Instructions to follow —
Pull each line holding the word "false" from the data.

Material for this task —
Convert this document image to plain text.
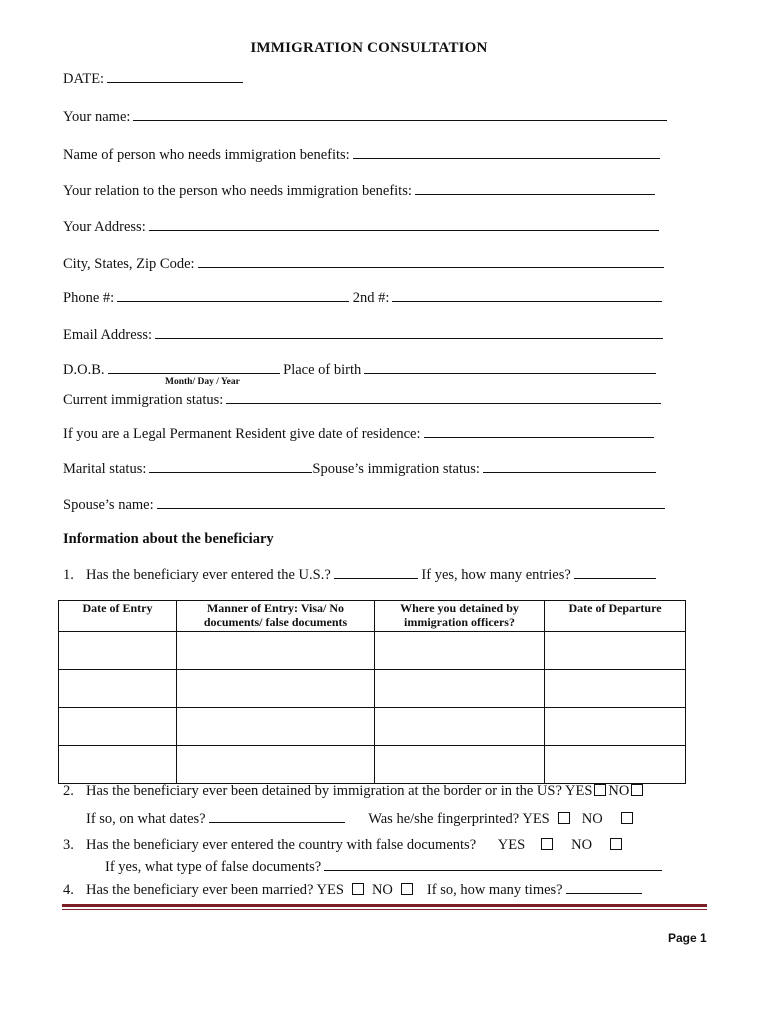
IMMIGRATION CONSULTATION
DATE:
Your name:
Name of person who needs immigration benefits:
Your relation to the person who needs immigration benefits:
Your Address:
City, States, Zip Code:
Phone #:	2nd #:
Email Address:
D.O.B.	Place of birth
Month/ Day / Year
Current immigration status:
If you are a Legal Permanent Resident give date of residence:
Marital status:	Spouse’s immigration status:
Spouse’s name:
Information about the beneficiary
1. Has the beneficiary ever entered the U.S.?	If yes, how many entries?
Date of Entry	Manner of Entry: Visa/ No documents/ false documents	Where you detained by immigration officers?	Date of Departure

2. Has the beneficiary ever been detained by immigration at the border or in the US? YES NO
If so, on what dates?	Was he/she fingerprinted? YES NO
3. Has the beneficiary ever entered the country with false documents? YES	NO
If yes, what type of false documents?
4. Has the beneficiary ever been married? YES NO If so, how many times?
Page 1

Result of the task —
Date of Entry	Manner of Entry: Visa/ No documents/ false documents	Where you detained by immigration officers?	Date of Departure
3. Has the beneficiary ever entered the country with false documents? YES	NO
If yes, what type of false documents?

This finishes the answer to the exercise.